Copy every line of the listing that holds the string "Read".

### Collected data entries
####
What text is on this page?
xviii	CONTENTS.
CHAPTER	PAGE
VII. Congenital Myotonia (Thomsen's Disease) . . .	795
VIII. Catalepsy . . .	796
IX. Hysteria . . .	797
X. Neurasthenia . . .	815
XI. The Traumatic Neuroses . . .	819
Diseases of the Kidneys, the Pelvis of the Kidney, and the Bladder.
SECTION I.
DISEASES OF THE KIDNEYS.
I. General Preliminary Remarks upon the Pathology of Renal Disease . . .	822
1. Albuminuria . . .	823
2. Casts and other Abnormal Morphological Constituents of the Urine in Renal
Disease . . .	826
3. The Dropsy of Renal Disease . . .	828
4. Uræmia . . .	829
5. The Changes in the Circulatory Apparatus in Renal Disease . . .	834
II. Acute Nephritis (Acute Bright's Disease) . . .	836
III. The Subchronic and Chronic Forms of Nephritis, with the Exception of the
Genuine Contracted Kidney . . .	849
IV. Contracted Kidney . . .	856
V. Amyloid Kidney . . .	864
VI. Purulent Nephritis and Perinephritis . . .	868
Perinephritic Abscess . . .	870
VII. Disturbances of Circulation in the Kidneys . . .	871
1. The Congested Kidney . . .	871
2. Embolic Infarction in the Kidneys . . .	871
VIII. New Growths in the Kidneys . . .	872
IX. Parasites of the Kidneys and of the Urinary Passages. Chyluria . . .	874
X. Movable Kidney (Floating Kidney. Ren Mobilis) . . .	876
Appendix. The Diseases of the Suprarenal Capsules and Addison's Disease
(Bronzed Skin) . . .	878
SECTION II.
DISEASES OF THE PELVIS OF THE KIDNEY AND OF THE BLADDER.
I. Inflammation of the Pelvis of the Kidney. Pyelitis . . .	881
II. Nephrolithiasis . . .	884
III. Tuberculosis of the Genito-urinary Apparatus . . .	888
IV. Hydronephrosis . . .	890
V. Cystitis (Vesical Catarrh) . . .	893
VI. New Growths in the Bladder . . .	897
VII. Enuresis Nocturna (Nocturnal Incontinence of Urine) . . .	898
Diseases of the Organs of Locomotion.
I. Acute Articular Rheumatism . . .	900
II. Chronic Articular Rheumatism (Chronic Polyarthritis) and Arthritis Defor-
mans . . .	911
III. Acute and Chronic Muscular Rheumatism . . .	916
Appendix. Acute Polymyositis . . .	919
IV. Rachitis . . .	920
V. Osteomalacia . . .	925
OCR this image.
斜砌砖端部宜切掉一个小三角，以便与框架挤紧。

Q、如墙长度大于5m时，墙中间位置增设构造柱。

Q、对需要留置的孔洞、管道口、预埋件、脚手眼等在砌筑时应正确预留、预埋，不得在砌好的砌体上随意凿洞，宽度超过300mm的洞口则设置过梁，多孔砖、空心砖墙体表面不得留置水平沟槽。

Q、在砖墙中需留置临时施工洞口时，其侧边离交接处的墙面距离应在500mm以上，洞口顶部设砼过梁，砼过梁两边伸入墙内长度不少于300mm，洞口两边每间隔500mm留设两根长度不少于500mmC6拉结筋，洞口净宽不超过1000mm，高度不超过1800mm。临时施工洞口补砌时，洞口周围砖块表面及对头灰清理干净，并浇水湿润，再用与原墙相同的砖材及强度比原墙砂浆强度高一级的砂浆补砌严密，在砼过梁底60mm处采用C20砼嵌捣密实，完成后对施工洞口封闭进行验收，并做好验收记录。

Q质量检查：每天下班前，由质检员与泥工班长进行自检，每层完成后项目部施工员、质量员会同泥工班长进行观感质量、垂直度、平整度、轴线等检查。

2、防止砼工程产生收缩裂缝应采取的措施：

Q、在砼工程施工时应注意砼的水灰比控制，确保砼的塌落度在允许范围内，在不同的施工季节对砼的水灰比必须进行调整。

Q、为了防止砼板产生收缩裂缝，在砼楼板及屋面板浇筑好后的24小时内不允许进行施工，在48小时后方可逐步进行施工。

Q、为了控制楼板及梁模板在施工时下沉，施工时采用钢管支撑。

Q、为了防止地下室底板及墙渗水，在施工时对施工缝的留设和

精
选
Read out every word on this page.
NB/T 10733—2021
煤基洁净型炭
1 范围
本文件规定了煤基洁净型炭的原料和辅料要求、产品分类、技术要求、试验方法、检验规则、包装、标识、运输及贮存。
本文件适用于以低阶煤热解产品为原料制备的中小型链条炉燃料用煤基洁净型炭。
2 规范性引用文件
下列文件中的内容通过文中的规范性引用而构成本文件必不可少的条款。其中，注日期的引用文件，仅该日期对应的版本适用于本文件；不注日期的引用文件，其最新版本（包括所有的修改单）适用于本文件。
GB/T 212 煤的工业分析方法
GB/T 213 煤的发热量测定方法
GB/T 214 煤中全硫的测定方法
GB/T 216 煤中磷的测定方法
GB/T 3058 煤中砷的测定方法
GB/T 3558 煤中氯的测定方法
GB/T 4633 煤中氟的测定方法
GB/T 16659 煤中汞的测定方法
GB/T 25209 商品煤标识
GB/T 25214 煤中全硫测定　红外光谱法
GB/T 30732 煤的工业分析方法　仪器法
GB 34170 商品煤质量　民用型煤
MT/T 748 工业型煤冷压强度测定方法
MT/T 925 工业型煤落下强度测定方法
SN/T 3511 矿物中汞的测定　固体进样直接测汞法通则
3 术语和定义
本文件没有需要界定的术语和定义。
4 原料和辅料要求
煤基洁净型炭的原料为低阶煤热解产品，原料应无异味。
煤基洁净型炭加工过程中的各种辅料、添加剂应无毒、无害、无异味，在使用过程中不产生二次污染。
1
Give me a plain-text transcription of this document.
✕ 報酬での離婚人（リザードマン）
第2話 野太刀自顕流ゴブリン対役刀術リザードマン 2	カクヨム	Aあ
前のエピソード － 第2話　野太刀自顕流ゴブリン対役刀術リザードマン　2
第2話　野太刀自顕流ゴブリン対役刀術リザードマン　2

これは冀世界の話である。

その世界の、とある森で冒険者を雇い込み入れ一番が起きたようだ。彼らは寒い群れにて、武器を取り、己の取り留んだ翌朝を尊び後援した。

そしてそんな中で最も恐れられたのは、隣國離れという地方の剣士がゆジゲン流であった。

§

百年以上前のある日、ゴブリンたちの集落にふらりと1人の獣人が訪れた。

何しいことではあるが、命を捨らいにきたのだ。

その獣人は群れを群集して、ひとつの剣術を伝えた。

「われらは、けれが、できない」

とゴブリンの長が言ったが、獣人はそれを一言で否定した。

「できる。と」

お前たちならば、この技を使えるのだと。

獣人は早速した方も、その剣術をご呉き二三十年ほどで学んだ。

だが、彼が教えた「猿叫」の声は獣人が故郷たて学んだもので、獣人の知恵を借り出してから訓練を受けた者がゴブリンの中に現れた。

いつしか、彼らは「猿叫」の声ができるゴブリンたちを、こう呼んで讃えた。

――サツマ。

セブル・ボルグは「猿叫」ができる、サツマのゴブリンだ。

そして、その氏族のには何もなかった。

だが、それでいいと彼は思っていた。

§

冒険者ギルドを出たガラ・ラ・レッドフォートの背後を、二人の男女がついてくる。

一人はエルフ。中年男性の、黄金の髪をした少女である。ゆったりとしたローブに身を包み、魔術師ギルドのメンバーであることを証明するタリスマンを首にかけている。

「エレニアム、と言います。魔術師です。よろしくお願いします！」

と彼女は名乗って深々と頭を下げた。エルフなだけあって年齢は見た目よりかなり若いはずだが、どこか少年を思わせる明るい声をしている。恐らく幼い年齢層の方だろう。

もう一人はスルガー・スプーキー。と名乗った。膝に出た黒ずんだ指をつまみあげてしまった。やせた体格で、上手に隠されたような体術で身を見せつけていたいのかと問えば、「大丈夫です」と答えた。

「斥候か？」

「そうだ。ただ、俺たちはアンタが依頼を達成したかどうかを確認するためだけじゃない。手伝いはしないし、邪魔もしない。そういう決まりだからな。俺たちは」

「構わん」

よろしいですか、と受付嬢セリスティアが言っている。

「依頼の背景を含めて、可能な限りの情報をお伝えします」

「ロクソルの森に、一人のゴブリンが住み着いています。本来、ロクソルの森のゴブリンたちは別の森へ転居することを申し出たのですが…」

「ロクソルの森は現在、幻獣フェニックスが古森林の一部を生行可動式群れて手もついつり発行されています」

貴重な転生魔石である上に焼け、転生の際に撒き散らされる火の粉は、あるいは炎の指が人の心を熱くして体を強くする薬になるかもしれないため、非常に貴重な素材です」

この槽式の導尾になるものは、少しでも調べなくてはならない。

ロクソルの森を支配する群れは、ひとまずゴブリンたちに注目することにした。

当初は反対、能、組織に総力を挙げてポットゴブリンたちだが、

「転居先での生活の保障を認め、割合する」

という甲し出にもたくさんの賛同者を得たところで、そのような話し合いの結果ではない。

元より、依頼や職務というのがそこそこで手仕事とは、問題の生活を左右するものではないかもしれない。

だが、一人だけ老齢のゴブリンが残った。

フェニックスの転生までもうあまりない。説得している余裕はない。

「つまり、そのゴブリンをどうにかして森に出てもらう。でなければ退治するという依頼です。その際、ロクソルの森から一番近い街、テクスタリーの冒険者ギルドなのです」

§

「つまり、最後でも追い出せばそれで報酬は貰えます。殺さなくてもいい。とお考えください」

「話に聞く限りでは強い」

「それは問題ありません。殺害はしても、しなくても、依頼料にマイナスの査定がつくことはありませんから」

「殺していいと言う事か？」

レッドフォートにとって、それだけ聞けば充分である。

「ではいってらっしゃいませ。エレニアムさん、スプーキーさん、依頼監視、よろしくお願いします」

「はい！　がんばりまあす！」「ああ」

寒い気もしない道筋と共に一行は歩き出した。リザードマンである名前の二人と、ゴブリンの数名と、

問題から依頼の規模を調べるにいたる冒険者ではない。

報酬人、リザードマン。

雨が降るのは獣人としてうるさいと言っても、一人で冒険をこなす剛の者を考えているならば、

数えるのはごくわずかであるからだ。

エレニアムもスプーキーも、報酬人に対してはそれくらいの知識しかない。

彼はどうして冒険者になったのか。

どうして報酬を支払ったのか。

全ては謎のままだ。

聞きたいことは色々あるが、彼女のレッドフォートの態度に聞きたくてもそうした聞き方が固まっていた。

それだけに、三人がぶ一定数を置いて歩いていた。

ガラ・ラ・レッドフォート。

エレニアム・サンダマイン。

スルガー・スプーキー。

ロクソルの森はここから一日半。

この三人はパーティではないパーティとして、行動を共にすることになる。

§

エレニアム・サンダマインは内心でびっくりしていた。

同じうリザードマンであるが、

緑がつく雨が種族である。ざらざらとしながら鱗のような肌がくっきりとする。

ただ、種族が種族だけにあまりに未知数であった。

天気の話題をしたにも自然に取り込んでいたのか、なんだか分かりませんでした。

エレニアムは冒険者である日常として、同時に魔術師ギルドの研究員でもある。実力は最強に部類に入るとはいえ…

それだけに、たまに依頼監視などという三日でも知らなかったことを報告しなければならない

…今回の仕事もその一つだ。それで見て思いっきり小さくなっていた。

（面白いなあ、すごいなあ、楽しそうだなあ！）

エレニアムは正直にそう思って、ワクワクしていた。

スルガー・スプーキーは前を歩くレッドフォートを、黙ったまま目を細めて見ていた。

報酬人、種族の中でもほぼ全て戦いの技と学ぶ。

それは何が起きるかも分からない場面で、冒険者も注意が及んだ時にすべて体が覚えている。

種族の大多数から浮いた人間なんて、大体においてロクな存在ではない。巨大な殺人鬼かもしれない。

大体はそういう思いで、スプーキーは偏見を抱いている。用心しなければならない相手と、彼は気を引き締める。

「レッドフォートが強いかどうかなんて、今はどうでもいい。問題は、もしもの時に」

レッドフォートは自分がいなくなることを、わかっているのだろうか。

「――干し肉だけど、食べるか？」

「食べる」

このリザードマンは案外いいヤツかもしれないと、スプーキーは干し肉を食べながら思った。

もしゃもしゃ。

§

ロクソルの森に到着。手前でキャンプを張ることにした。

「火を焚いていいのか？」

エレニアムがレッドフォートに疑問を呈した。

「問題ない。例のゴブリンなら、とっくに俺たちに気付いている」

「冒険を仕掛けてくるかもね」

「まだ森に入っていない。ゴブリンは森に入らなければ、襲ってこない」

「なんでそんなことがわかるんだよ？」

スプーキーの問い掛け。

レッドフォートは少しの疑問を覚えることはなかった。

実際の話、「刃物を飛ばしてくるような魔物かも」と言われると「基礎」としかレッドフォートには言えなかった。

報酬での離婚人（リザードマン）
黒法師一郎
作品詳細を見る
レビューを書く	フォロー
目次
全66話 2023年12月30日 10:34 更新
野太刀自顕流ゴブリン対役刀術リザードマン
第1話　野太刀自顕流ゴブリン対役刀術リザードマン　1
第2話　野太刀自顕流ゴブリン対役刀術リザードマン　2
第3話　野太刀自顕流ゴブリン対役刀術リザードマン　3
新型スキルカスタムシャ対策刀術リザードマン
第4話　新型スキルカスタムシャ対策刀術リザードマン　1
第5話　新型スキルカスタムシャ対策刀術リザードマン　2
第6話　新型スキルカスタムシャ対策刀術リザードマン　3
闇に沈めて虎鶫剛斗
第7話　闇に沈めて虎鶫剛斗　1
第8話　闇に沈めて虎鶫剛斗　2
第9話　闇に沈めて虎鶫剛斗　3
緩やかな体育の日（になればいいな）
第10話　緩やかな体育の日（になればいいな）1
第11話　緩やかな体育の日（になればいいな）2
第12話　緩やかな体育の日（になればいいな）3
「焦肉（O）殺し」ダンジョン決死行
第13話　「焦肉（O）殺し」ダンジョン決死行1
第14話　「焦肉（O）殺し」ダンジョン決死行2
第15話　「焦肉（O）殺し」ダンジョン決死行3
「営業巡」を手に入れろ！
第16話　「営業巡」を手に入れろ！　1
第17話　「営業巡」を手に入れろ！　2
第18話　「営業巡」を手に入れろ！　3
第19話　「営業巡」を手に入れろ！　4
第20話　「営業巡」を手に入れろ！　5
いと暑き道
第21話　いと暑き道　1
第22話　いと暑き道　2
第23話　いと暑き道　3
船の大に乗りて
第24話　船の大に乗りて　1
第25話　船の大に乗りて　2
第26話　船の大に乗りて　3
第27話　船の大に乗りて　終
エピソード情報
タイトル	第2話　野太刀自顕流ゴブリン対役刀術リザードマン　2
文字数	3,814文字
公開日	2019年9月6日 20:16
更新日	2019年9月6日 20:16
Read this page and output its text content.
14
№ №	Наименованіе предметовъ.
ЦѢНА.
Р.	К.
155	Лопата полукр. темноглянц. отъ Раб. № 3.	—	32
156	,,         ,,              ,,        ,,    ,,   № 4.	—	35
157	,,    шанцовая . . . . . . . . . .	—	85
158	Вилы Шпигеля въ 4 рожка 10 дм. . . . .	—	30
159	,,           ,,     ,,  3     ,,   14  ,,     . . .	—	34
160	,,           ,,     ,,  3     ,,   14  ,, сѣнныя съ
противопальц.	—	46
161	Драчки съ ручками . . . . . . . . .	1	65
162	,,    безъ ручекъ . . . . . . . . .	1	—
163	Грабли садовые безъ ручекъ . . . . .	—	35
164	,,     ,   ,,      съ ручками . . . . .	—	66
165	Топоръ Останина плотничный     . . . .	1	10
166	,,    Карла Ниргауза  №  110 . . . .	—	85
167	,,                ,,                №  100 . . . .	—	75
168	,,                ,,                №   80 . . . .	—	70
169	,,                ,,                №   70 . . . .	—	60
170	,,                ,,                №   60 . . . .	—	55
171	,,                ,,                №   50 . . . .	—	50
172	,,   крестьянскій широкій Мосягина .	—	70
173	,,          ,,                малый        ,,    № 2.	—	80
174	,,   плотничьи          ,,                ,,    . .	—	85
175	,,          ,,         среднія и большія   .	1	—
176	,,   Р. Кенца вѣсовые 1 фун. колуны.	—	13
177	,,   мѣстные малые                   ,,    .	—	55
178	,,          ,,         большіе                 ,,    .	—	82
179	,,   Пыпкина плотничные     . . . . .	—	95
####
### WRITTEN RESPONSE
Read out every word on this page.
Read this page and output its text content.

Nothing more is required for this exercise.